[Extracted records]
______
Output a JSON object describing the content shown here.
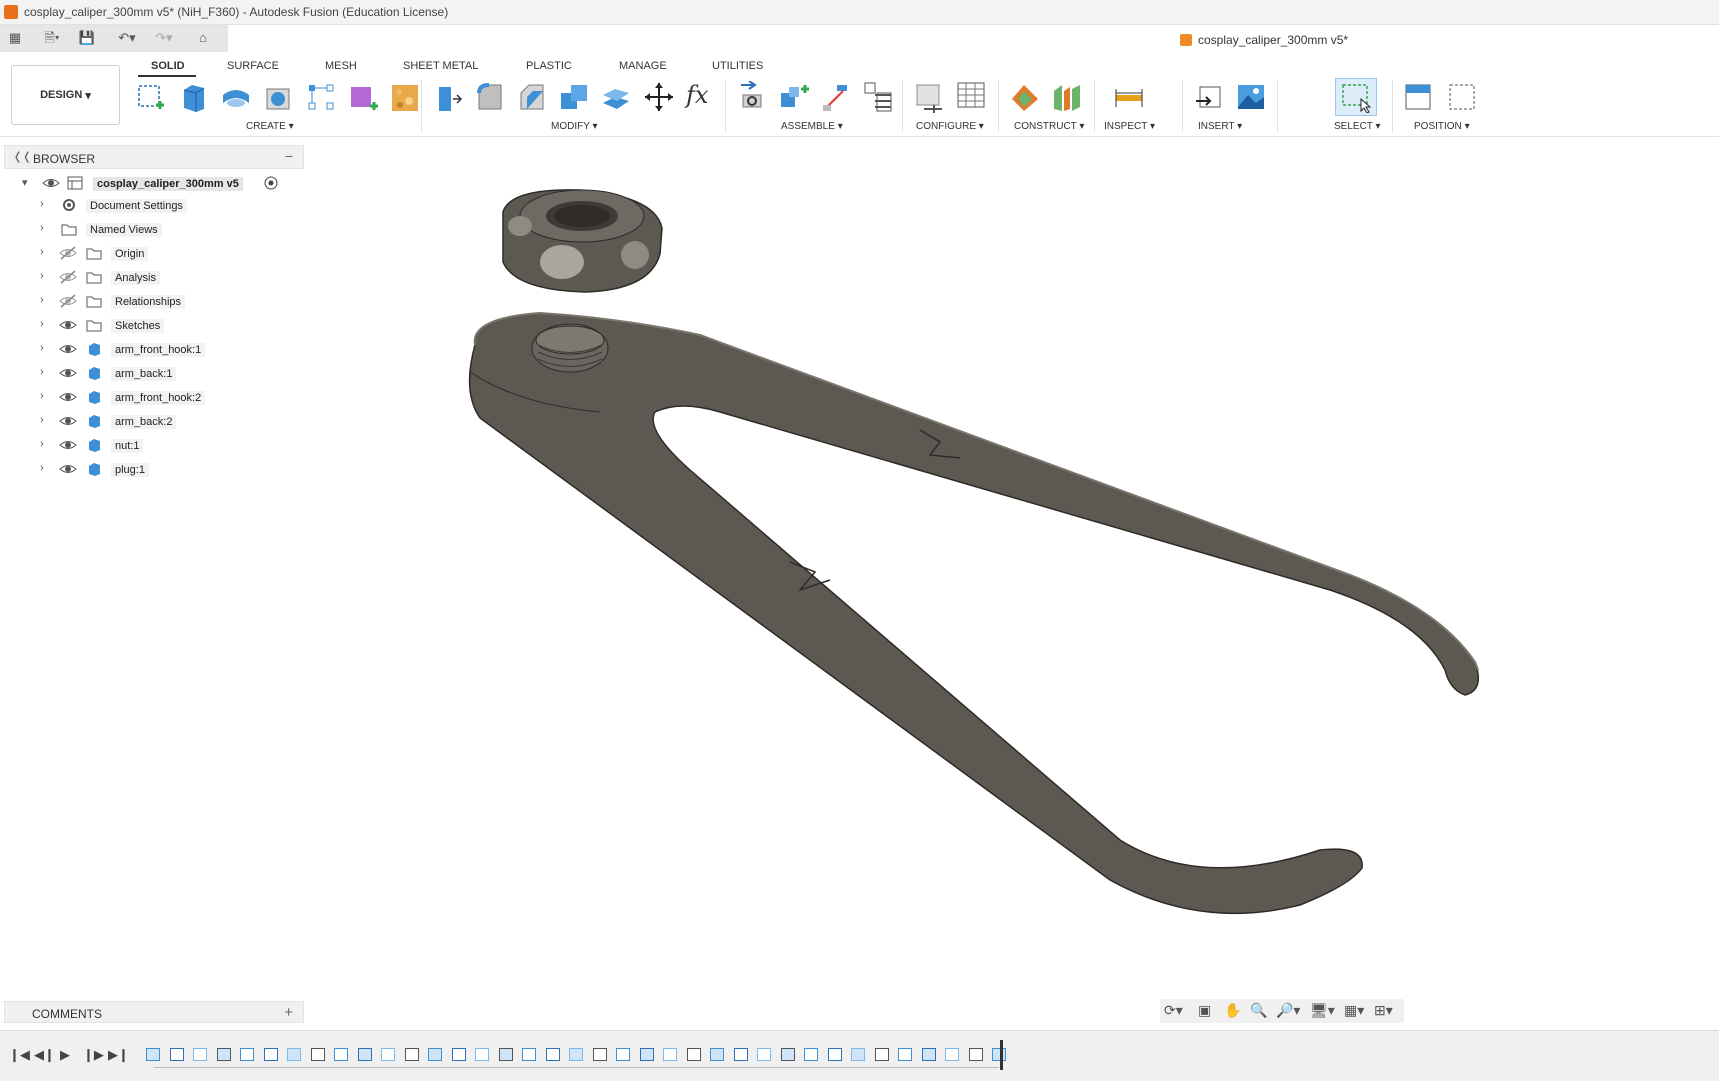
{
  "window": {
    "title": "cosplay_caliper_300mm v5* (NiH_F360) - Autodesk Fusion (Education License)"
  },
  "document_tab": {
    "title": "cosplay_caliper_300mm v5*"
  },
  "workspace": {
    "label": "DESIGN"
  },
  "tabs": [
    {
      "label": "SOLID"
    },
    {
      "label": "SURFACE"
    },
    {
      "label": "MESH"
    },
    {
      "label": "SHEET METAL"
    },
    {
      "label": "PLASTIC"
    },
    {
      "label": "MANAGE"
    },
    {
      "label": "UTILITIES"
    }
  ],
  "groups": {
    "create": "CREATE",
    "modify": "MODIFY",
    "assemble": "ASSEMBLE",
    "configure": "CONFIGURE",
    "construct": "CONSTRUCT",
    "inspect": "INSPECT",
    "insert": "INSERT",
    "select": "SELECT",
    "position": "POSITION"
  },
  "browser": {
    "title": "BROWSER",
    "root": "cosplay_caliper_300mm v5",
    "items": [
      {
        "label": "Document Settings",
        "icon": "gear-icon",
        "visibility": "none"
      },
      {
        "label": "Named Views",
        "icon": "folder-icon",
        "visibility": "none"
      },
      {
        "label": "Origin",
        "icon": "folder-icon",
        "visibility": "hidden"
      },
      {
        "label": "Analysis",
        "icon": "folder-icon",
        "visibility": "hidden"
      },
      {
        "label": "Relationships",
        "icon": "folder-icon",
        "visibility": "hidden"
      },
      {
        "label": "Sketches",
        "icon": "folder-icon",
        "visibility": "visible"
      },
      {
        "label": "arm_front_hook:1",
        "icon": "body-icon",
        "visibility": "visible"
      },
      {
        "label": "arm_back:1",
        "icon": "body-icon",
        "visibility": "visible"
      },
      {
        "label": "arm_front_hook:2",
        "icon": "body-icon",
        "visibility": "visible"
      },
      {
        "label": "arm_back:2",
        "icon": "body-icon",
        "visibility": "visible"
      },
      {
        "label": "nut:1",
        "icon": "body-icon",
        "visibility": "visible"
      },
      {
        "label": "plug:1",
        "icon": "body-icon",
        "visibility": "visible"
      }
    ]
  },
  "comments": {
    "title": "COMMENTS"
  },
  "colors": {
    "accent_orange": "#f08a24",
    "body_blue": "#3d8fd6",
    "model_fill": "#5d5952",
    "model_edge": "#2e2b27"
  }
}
______
Aim:
Write the records above out again exactly, with no pictures in your copy.

Complete answer:
Output a JSON object describing the content shown here.
{
  "window": {
    "title": "cosplay_caliper_300mm v5* (NiH_F360) - Autodesk Fusion (Education License)"
  },
  "document_tab": {
    "title": "cosplay_caliper_300mm v5*"
  },
  "workspace": {
    "label": "DESIGN"
  },
  "tabs": [
    {
      "label": "SOLID"
    },
    {
      "label": "SURFACE"
    },
    {
      "label": "MESH"
    },
    {
      "label": "SHEET METAL"
    },
    {
      "label": "PLASTIC"
    },
    {
      "label": "MANAGE"
    },
    {
      "label": "UTILITIES"
    }
  ],
  "groups": {
    "create": "CREATE",
    "modify": "MODIFY",
    "assemble": "ASSEMBLE",
    "configure": "CONFIGURE",
    "construct": "CONSTRUCT",
    "inspect": "INSPECT",
    "insert": "INSERT",
    "select": "SELECT",
    "position": "POSITION"
  },
  "browser": {
    "title": "BROWSER",
    "root": "cosplay_caliper_300mm v5",
    "items": [
      {
        "label": "Document Settings",
        "icon": "gear-icon",
        "visibility": "none"
      },
      {
        "label": "Named Views",
        "icon": "folder-icon",
        "visibility": "none"
      },
      {
        "label": "Origin",
        "icon": "folder-icon",
        "visibility": "hidden"
      },
      {
        "label": "Analysis",
        "icon": "folder-icon",
        "visibility": "hidden"
      },
      {
        "label": "Relationships",
        "icon": "folder-icon",
        "visibility": "hidden"
      },
      {
        "label": "Sketches",
        "icon": "folder-icon",
        "visibility": "visible"
      },
      {
        "label": "arm_front_hook:1",
        "icon": "body-icon",
        "visibility": "visible"
      },
      {
        "label": "arm_back:1",
        "icon": "body-icon",
        "visibility": "visible"
      },
      {
        "label": "arm_front_hook:2",
        "icon": "body-icon",
        "visibility": "visible"
      },
      {
        "label": "arm_back:2",
        "icon": "body-icon",
        "visibility": "visible"
      },
      {
        "label": "nut:1",
        "icon": "body-icon",
        "visibility": "visible"
      },
      {
        "label": "plug:1",
        "icon": "body-icon",
        "visibility": "visible"
      }
    ]
  },
  "comments": {
    "title": "COMMENTS"
  },
  "colors": {
    "accent_orange": "#f08a24",
    "body_blue": "#3d8fd6",
    "model_fill": "#5d5952",
    "model_edge": "#2e2b27"
  }
}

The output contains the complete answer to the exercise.